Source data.
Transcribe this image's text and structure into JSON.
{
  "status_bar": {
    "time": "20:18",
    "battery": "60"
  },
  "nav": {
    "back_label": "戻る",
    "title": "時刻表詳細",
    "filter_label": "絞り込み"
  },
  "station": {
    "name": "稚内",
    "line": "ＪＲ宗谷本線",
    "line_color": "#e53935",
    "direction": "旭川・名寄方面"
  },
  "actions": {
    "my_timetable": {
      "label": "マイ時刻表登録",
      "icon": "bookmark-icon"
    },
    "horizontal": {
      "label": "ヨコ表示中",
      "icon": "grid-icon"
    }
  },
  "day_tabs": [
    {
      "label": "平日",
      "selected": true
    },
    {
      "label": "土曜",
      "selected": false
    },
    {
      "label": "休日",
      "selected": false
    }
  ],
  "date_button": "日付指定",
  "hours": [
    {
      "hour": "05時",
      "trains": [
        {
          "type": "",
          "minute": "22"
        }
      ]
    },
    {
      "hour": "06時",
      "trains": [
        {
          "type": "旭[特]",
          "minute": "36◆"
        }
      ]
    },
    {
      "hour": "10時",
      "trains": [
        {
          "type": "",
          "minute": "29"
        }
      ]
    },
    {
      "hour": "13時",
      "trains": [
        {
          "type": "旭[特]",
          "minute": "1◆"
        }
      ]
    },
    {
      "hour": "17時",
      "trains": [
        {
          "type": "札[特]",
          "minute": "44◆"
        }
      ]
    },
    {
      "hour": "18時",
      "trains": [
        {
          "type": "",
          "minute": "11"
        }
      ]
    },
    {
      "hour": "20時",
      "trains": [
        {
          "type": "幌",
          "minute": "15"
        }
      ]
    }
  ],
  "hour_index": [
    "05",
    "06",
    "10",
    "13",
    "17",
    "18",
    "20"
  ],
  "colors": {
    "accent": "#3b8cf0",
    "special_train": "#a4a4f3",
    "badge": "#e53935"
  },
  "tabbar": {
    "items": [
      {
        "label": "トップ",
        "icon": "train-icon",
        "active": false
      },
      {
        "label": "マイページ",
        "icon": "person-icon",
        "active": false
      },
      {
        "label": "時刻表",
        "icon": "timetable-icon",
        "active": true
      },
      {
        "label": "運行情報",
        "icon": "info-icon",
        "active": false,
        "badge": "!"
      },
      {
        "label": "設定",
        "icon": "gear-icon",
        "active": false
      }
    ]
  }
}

Written request.
Extract each line of the listing above, copying it word for word.

Complete output.
Transcribe this image's text and structure into JSON.
{
  "status_bar": {
    "time": "20:18",
    "battery": "60"
  },
  "nav": {
    "back_label": "戻る",
    "title": "時刻表詳細",
    "filter_label": "絞り込み"
  },
  "station": {
    "name": "稚内",
    "line": "ＪＲ宗谷本線",
    "line_color": "#e53935",
    "direction": "旭川・名寄方面"
  },
  "actions": {
    "my_timetable": {
      "label": "マイ時刻表登録",
      "icon": "bookmark-icon"
    },
    "horizontal": {
      "label": "ヨコ表示中",
      "icon": "grid-icon"
    }
  },
  "day_tabs": [
    {
      "label": "平日",
      "selected": true
    },
    {
      "label": "土曜",
      "selected": false
    },
    {
      "label": "休日",
      "selected": false
    }
  ],
  "date_button": "日付指定",
  "hours": [
    {
      "hour": "05時",
      "trains": [
        {
          "type": "",
          "minute": "22"
        }
      ]
    },
    {
      "hour": "06時",
      "trains": [
        {
          "type": "旭[特]",
          "minute": "36◆"
        }
      ]
    },
    {
      "hour": "10時",
      "trains": [
        {
          "type": "",
          "minute": "29"
        }
      ]
    },
    {
      "hour": "13時",
      "trains": [
        {
          "type": "旭[特]",
          "minute": "1◆"
        }
      ]
    },
    {
      "hour": "17時",
      "trains": [
        {
          "type": "札[特]",
          "minute": "44◆"
        }
      ]
    },
    {
      "hour": "18時",
      "trains": [
        {
          "type": "",
          "minute": "11"
        }
      ]
    },
    {
      "hour": "20時",
      "trains": [
        {
          "type": "幌",
          "minute": "15"
        }
      ]
    }
  ],
  "hour_index": [
    "05",
    "06",
    "10",
    "13",
    "17",
    "18",
    "20"
  ],
  "colors": {
    "accent": "#3b8cf0",
    "special_train": "#a4a4f3",
    "badge": "#e53935"
  },
  "tabbar": {
    "items": [
      {
        "label": "トップ",
        "icon": "train-icon",
        "active": false
      },
      {
        "label": "マイページ",
        "icon": "person-icon",
        "active": false
      },
      {
        "label": "時刻表",
        "icon": "timetable-icon",
        "active": true
      },
      {
        "label": "運行情報",
        "icon": "info-icon",
        "active": false,
        "badge": "!"
      },
      {
        "label": "設定",
        "icon": "gear-icon",
        "active": false
      }
    ]
  }
}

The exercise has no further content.